--- Start ---

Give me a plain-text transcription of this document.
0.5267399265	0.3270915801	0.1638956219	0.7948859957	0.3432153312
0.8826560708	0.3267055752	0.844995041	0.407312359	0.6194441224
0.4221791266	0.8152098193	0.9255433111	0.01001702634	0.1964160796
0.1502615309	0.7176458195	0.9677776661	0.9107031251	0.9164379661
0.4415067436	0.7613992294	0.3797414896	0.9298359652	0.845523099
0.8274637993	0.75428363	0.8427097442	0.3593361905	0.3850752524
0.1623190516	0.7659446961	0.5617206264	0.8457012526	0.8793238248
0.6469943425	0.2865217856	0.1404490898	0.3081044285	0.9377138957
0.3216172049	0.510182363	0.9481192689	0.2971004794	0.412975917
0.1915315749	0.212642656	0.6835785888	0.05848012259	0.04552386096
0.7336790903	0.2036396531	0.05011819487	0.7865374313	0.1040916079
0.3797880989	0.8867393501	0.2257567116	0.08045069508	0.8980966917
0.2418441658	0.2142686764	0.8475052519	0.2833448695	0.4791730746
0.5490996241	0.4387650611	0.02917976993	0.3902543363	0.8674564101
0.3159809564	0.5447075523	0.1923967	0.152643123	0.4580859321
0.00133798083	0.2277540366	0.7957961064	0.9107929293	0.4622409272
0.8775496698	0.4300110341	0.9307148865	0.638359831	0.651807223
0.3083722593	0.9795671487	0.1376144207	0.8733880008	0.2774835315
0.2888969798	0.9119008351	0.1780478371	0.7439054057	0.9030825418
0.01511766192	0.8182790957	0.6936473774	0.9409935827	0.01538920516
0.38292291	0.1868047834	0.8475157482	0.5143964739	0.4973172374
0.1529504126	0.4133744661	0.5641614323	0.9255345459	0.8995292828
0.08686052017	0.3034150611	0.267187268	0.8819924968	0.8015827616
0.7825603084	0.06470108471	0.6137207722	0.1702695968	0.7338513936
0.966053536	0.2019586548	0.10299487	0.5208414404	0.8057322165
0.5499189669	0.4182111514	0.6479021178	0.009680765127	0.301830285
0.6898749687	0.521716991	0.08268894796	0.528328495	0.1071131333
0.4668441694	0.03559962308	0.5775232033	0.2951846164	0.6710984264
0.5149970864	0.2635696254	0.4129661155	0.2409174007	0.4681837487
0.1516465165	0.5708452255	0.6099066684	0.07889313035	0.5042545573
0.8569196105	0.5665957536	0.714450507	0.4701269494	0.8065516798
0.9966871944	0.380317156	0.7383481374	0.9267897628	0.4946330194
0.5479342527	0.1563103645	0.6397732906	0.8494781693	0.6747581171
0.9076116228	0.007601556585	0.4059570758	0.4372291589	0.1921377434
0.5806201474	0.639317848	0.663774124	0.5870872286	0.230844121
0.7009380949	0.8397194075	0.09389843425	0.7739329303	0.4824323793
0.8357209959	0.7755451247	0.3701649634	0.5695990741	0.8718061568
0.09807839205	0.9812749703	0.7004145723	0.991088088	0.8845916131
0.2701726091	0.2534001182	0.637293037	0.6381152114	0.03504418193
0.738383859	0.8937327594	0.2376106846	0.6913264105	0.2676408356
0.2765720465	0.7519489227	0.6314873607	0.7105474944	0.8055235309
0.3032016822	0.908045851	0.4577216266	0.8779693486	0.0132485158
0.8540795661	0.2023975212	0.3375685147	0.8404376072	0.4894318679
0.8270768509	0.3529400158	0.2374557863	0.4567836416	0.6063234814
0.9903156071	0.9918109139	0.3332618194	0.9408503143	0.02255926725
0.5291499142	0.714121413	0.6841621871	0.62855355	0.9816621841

--- End ---

The records above should be returned exactly.

Give me a plain-text transcription of this document.
0.5267399265	0.3270915801	0.1638956219	0.7948859957	0.3432153312
0.8826560708	0.3267055752	0.844995041	0.407312359	0.6194441224
0.4221791266	0.8152098193	0.9255433111	0.01001702634	0.1964160796
0.1502615309	0.7176458195	0.9677776661	0.9107031251	0.9164379661
0.4415067436	0.7613992294	0.3797414896	0.9298359652	0.845523099
0.8274637993	0.75428363	0.8427097442	0.3593361905	0.3850752524
0.1623190516	0.7659446961	0.5617206264	0.8457012526	0.8793238248
0.6469943425	0.2865217856	0.1404490898	0.3081044285	0.9377138957
0.3216172049	0.510182363	0.9481192689	0.2971004794	0.412975917
0.1915315749	0.212642656	0.6835785888	0.05848012259	0.04552386096
0.7336790903	0.2036396531	0.05011819487	0.7865374313	0.1040916079
0.3797880989	0.8867393501	0.2257567116	0.08045069508	0.8980966917
0.2418441658	0.2142686764	0.8475052519	0.2833448695	0.4791730746
0.5490996241	0.4387650611	0.02917976993	0.3902543363	0.8674564101
0.3159809564	0.5447075523	0.1923967	0.152643123	0.4580859321
0.00133798083	0.2277540366	0.7957961064	0.9107929293	0.4622409272
0.8775496698	0.4300110341	0.9307148865	0.638359831	0.651807223
0.3083722593	0.9795671487	0.1376144207	0.8733880008	0.2774835315
0.2888969798	0.9119008351	0.1780478371	0.7439054057	0.9030825418
0.01511766192	0.8182790957	0.6936473774	0.9409935827	0.01538920516
0.38292291	0.1868047834	0.8475157482	0.5143964739	0.4973172374
0.1529504126	0.4133744661	0.5641614323	0.9255345459	0.8995292828
0.08686052017	0.3034150611	0.267187268	0.8819924968	0.8015827616
0.7825603084	0.06470108471	0.6137207722	0.1702695968	0.7338513936
0.966053536	0.2019586548	0.10299487	0.5208414404	0.8057322165
0.5499189669	0.4182111514	0.6479021178	0.009680765127	0.301830285
0.6898749687	0.521716991	0.08268894796	0.528328495	0.1071131333
0.4668441694	0.03559962308	0.5775232033	0.2951846164	0.6710984264
0.5149970864	0.2635696254	0.4129661155	0.2409174007	0.4681837487
0.1516465165	0.5708452255	0.6099066684	0.07889313035	0.5042545573
0.8569196105	0.5665957536	0.714450507	0.4701269494	0.8065516798
0.9966871944	0.380317156	0.7383481374	0.9267897628	0.4946330194
0.5479342527	0.1563103645	0.6397732906	0.8494781693	0.6747581171
0.9076116228	0.007601556585	0.4059570758	0.4372291589	0.1921377434
0.5806201474	0.639317848	0.663774124	0.5870872286	0.230844121
0.7009380949	0.8397194075	0.09389843425	0.7739329303	0.4824323793
0.8357209959	0.7755451247	0.3701649634	0.5695990741	0.8718061568
0.09807839205	0.9812749703	0.7004145723	0.991088088	0.8845916131
0.2701726091	0.2534001182	0.637293037	0.6381152114	0.03504418193
0.738383859	0.8937327594	0.2376106846	0.6913264105	0.2676408356
0.2765720465	0.7519489227	0.6314873607	0.7105474944	0.8055235309
0.3032016822	0.908045851	0.4577216266	0.8779693486	0.0132485158
0.8540795661	0.2023975212	0.3375685147	0.8404376072	0.4894318679
0.8270768509	0.3529400158	0.2374557863	0.4567836416	0.6063234814
0.9903156071	0.9918109139	0.3332618194	0.9408503143	0.02255926725
0.5291499142	0.714121413	0.6841621871	0.62855355	0.9816621841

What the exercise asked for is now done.